* BEGIN SOURCE DATA *

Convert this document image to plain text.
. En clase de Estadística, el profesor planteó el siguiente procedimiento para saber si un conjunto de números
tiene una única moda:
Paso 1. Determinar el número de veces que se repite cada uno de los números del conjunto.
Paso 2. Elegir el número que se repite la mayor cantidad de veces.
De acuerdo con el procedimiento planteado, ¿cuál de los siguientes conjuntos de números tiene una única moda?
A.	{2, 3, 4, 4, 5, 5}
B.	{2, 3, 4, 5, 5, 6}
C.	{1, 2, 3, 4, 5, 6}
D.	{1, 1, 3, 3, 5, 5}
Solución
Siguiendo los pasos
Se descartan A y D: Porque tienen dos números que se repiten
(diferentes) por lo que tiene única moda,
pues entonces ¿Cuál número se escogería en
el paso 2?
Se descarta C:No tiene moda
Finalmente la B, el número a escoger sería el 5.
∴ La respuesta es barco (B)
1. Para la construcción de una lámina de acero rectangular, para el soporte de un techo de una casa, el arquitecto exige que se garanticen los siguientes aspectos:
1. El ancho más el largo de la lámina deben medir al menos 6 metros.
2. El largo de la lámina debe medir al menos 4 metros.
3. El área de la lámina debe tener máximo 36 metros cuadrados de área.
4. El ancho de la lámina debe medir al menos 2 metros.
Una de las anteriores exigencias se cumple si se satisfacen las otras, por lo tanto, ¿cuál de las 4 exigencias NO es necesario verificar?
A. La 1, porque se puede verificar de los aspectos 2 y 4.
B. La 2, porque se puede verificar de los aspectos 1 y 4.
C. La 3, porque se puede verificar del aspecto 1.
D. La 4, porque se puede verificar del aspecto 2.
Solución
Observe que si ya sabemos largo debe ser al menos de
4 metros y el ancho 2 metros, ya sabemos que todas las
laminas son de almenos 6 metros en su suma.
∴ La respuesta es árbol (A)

* END SOURCE DATA *

EXERCISE GOAL
Extract the complete data, matching each line exactly.

COMPLETE RESPONSE
Convert this document image to plain text.
. En clase de Estadística, el profesor planteó el siguiente procedimiento para saber si un conjunto de números
tiene una única moda:
Paso 1. Determinar el número de veces que se repite cada uno de los números del conjunto.
Paso 2. Elegir el número que se repite la mayor cantidad de veces.
De acuerdo con el procedimiento planteado, ¿cuál de los siguientes conjuntos de números tiene una única moda?
A.	{2, 3, 4, 4, 5, 5}
B.	{2, 3, 4, 5, 5, 6}
C.	{1, 2, 3, 4, 5, 6}
D.	{1, 1, 3, 3, 5, 5}
Solución
Siguiendo los pasos
Se descartan A y D: Porque tienen dos números que se repiten
(diferentes) por lo que tiene única moda,
pues entonces ¿Cuál número se escogería en
el paso 2?
Se descarta C:No tiene moda
Finalmente la B, el número a escoger sería el 5.
∴ La respuesta es barco (B)
1. Para la construcción de una lámina de acero rectangular, para el soporte de un techo de una casa, el arquitecto exige que se garanticen los siguientes aspectos:
1. El ancho más el largo de la lámina deben medir al menos 6 metros.
2. El largo de la lámina debe medir al menos 4 metros.
3. El área de la lámina debe tener máximo 36 metros cuadrados de área.
4. El ancho de la lámina debe medir al menos 2 metros.
Una de las anteriores exigencias se cumple si se satisfacen las otras, por lo tanto, ¿cuál de las 4 exigencias NO es necesario verificar?
A. La 1, porque se puede verificar de los aspectos 2 y 4.
B. La 2, porque se puede verificar de los aspectos 1 y 4.
C. La 3, porque se puede verificar del aspecto 1.
D. La 4, porque se puede verificar del aspecto 2.
Solución
Observe que si ya sabemos largo debe ser al menos de
4 metros y el ancho 2 metros, ya sabemos que todas las
laminas son de almenos 6 metros en su suma.
∴ La respuesta es árbol (A)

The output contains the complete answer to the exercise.